start
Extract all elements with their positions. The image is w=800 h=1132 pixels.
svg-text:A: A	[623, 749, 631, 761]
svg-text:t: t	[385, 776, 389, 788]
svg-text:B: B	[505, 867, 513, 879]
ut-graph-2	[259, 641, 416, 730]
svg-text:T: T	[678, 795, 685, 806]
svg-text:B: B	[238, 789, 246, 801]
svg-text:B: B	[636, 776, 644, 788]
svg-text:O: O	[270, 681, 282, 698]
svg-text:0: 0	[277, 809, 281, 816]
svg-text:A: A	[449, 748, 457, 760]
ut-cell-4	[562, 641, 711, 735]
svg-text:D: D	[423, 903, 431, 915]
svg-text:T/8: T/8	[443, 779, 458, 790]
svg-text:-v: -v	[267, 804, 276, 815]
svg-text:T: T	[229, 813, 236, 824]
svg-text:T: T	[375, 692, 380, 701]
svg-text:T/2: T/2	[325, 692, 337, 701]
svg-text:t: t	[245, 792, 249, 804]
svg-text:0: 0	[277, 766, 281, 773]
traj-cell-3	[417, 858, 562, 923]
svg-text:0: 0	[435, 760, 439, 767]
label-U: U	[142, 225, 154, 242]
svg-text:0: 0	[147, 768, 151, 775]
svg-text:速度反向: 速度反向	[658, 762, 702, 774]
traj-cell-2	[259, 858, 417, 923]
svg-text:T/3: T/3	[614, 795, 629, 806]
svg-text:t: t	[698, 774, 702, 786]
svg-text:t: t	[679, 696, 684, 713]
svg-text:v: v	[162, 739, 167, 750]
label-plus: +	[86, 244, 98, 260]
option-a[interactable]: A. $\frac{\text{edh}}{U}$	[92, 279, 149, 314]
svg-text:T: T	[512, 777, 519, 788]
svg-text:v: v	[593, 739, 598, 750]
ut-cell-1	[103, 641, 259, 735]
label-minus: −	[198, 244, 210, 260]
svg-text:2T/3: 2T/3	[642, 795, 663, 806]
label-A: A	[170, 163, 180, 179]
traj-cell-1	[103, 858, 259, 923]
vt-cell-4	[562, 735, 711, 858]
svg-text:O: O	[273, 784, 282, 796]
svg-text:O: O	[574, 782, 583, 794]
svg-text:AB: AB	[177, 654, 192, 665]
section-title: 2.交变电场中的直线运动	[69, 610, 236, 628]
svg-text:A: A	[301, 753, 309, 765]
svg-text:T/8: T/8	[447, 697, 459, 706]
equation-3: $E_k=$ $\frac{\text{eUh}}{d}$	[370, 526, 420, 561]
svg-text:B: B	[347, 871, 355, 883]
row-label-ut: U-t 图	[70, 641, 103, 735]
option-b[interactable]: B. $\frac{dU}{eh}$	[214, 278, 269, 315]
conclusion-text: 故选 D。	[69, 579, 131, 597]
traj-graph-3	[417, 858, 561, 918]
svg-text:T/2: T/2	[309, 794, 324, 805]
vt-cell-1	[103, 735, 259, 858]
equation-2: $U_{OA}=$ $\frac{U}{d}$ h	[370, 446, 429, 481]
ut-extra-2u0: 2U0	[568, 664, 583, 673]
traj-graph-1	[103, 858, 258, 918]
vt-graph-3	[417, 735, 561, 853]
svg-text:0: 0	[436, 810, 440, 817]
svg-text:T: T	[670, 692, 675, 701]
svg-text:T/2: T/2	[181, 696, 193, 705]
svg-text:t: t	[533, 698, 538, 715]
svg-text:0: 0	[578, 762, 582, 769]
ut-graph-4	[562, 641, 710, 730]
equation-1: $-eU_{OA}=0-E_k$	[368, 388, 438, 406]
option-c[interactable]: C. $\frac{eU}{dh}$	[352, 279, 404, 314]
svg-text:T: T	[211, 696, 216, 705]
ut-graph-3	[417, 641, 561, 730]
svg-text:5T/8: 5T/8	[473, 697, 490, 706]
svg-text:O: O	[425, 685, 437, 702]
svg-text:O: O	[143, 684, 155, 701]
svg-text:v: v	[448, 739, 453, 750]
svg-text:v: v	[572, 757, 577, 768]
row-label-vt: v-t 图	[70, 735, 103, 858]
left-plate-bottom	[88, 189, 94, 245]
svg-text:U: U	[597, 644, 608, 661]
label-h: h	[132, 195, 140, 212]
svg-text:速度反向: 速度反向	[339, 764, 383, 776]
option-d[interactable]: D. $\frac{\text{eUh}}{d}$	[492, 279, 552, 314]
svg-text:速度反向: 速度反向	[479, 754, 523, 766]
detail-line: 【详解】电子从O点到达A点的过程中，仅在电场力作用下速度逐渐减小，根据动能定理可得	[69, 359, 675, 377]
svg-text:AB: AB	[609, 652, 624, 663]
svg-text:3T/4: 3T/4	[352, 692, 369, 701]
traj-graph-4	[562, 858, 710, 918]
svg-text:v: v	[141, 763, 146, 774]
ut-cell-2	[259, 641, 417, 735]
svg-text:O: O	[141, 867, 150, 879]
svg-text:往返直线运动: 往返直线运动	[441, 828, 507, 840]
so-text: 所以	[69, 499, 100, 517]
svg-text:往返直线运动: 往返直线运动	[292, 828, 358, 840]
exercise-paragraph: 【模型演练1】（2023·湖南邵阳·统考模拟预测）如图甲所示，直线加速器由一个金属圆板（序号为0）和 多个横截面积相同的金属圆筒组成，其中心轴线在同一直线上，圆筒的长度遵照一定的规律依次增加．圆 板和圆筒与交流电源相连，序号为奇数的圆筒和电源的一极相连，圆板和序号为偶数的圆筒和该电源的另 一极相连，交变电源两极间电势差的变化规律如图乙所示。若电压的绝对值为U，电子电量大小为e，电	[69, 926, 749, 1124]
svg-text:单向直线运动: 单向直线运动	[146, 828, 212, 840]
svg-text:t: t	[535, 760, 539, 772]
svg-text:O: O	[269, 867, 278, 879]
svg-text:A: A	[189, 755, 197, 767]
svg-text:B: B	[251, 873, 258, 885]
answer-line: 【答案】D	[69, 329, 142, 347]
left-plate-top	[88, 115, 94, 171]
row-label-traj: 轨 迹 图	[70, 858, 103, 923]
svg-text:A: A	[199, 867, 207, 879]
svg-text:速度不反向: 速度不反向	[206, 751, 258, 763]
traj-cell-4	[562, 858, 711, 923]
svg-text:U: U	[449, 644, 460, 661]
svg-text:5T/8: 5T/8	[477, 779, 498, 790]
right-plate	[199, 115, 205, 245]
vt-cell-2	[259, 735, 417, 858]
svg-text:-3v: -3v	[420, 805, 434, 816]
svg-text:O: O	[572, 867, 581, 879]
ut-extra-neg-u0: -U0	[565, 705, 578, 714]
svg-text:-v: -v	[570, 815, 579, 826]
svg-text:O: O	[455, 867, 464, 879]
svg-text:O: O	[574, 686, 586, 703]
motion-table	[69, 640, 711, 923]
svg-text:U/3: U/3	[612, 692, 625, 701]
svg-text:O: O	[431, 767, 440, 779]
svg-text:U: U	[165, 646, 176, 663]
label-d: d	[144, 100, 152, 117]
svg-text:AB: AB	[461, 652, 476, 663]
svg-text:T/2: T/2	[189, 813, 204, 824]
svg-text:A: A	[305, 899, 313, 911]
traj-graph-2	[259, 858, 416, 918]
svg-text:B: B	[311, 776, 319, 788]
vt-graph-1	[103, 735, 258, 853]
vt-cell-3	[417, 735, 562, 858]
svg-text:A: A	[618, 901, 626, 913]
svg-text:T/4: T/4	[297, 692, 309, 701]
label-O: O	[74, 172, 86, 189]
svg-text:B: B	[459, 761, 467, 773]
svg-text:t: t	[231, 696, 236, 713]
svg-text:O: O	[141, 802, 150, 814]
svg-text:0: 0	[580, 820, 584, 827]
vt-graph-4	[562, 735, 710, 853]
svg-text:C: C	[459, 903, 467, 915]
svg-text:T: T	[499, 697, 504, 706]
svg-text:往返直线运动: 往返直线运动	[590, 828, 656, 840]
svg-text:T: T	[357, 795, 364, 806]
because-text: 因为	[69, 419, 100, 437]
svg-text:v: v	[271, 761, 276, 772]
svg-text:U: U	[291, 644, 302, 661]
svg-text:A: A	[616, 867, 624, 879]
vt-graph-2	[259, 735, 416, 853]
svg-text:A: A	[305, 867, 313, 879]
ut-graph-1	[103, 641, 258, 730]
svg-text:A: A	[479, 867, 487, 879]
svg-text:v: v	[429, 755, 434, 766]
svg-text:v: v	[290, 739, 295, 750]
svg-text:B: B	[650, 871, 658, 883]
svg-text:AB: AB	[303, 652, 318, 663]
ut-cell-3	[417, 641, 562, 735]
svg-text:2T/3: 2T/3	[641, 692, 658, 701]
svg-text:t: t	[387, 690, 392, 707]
end
Gather every row above that contains the string "plate", treating uppercase and lowercase as distinct, and copy each one in full.

left-plate-bottom	[88, 189, 94, 245]
left-plate-top	[88, 115, 94, 171]
right-plate	[199, 115, 205, 245]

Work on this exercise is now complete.